Exercise: Go through the material and tally the lines containing the string "JSON". Give the total alone.

## start Given information

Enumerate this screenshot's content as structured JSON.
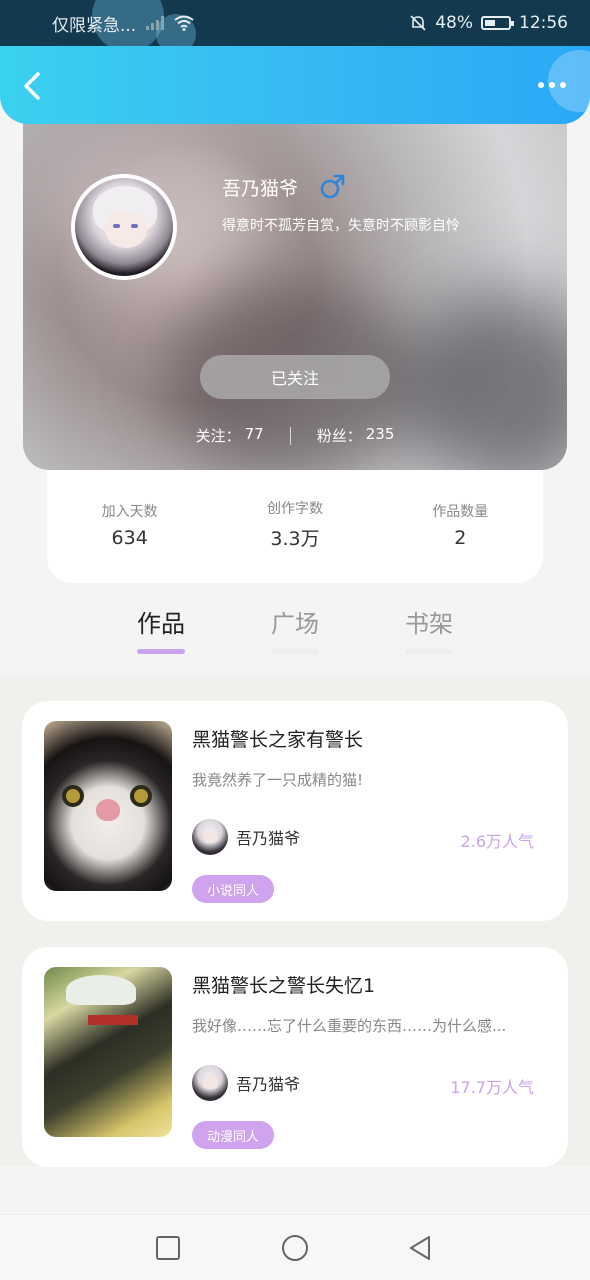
{
  "status_bar": {
    "carrier_text": "仅限紧急...",
    "battery_percent": "48%",
    "time": "12:56"
  },
  "profile": {
    "nickname": "吾乃猫爷",
    "gender_icon": "male-icon",
    "bio": "得意时不孤芳自赏，失意时不顾影自怜",
    "follow_button_label": "已关注",
    "following_label": "关注：",
    "following_count": "77",
    "fans_label": "粉丝：",
    "fans_count": "235"
  },
  "stats": [
    {
      "label": "加入天数",
      "value": "634"
    },
    {
      "label": "创作字数",
      "value": "3.3万"
    },
    {
      "label": "作品数量",
      "value": "2"
    }
  ],
  "tabs": [
    {
      "label": "作品",
      "active": true
    },
    {
      "label": "广场",
      "active": false
    },
    {
      "label": "书架",
      "active": false
    }
  ],
  "works": [
    {
      "title": "黑猫警长之家有警长",
      "description": "我竟然养了一只成精的猫!",
      "author": "吾乃猫爷",
      "popularity": "2.6万人气",
      "tag": "小说同人"
    },
    {
      "title": "黑猫警长之警长失忆1",
      "description": "我好像……忘了什么重要的东西……为什么感...",
      "author": "吾乃猫爷",
      "popularity": "17.7万人气",
      "tag": "动漫同人"
    }
  ],
  "colors": {
    "header_gradient_start": "#3ad1ef",
    "header_gradient_end": "#2aa8f7",
    "accent_purple": "#c9a3ee",
    "male_blue": "#2f86d8"
  }
}
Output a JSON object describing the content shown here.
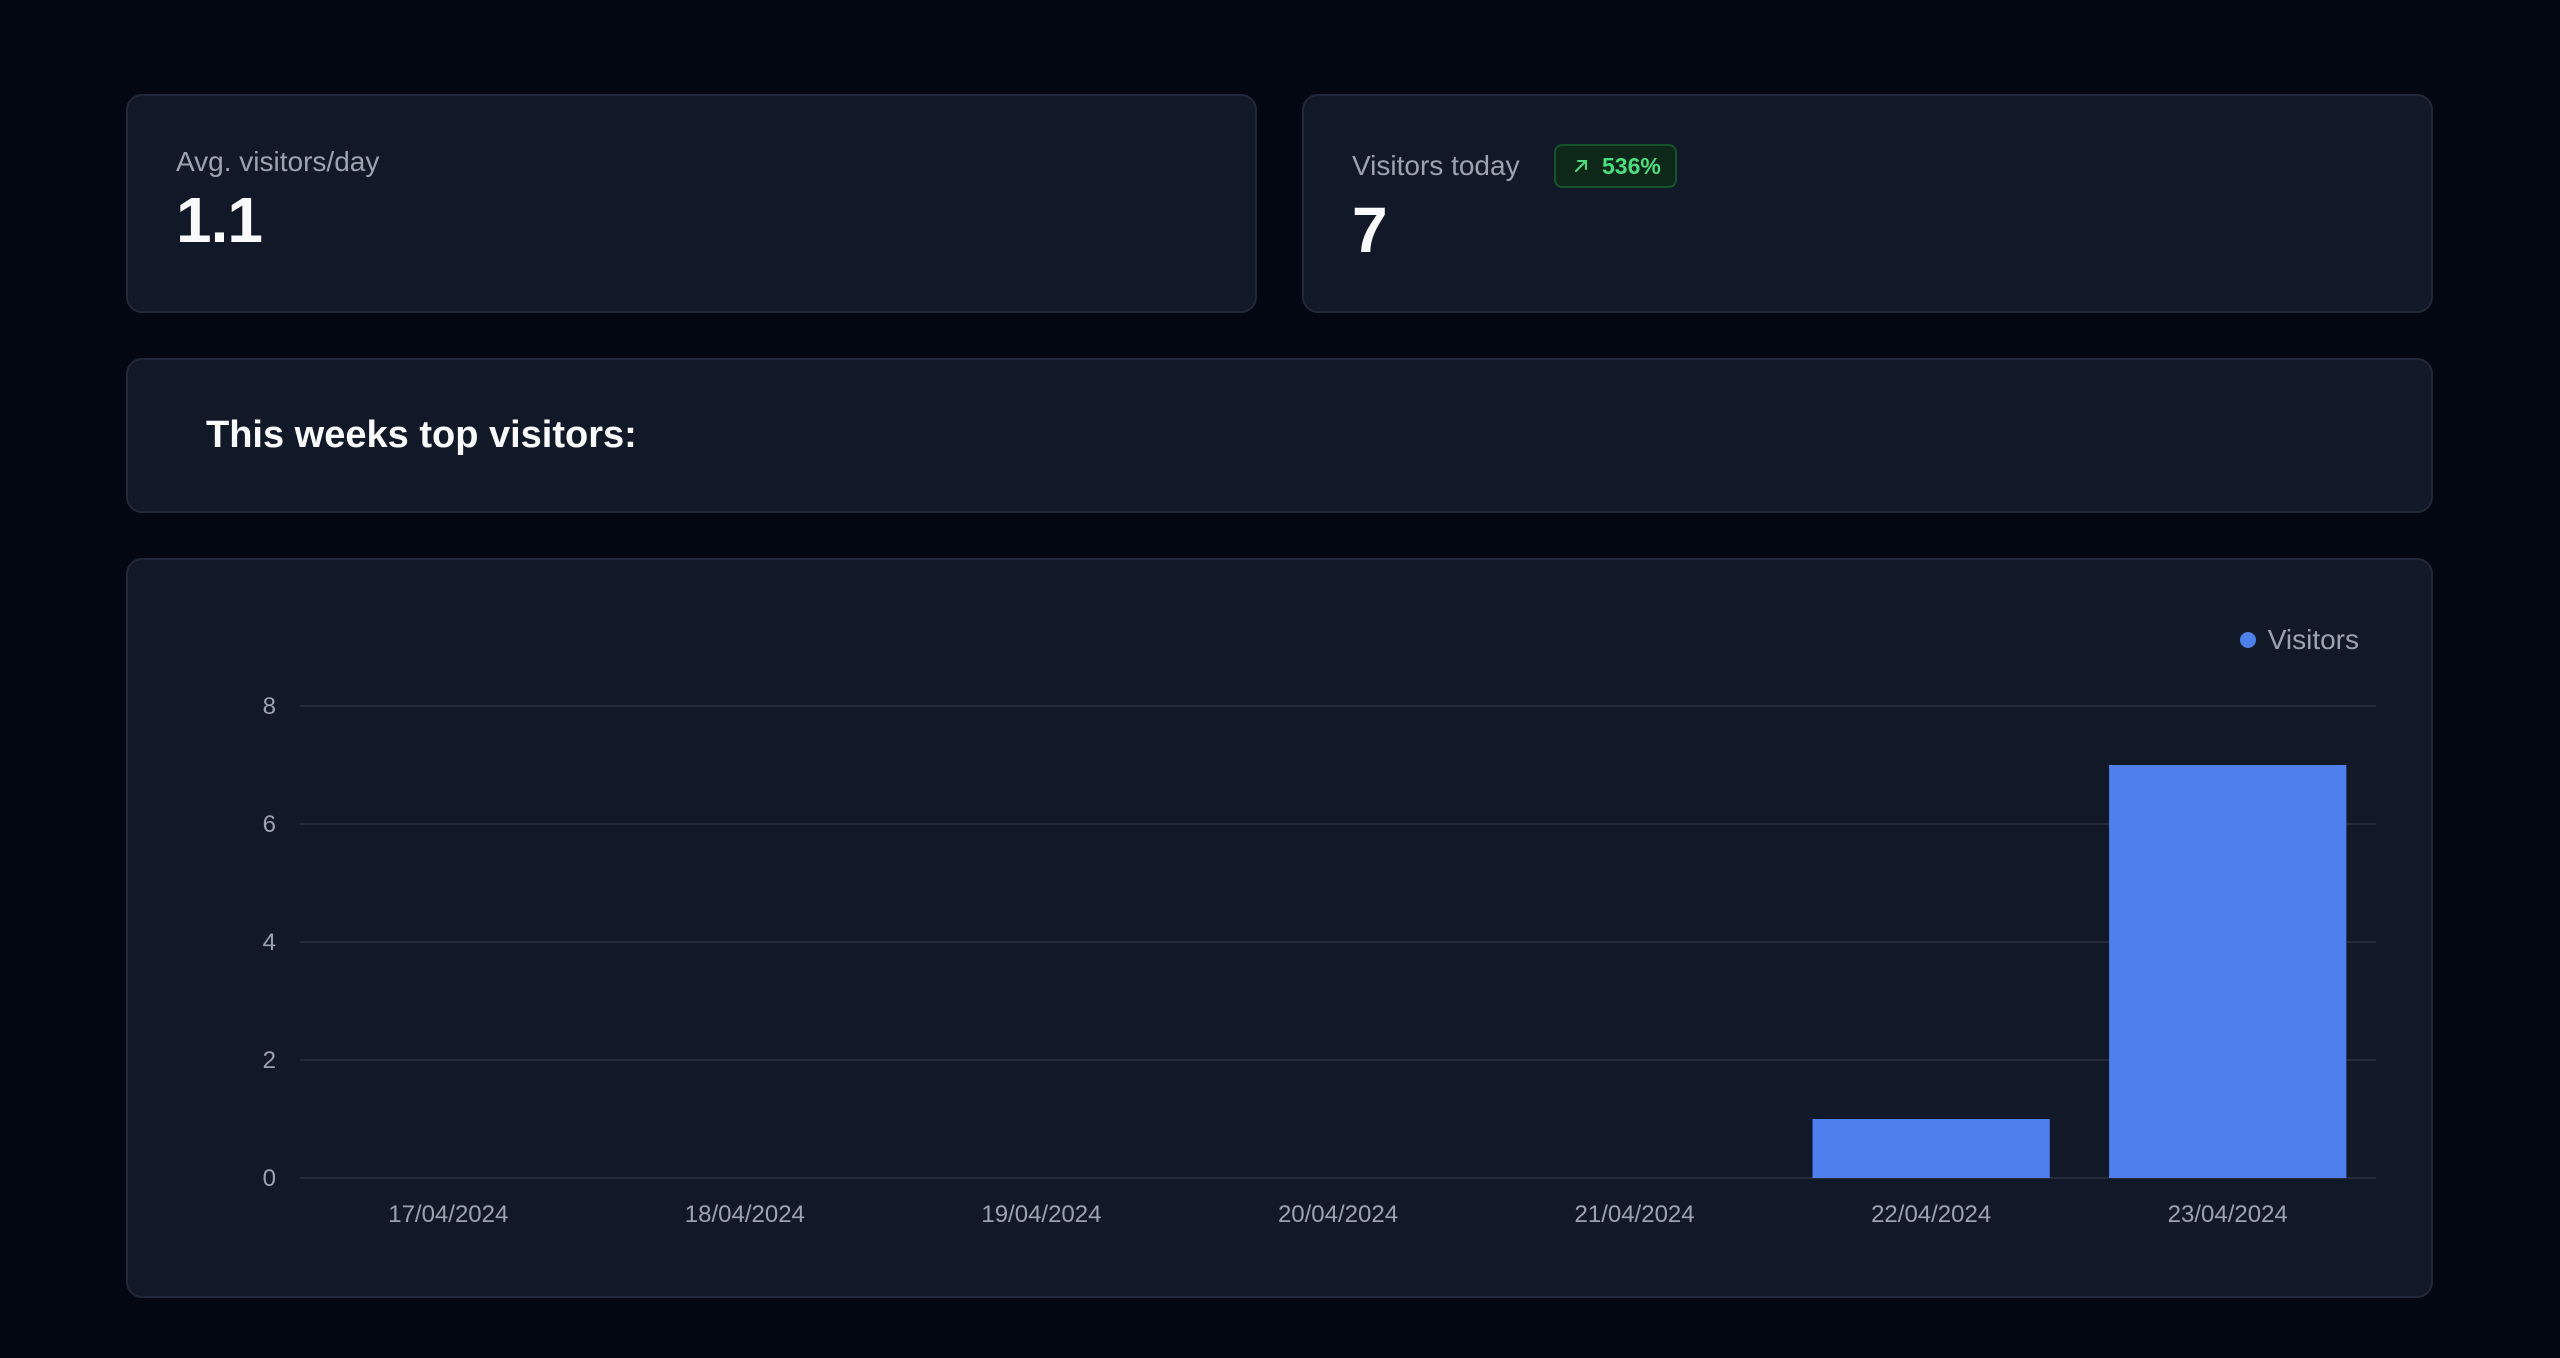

## end Given information

Solved exercise: 2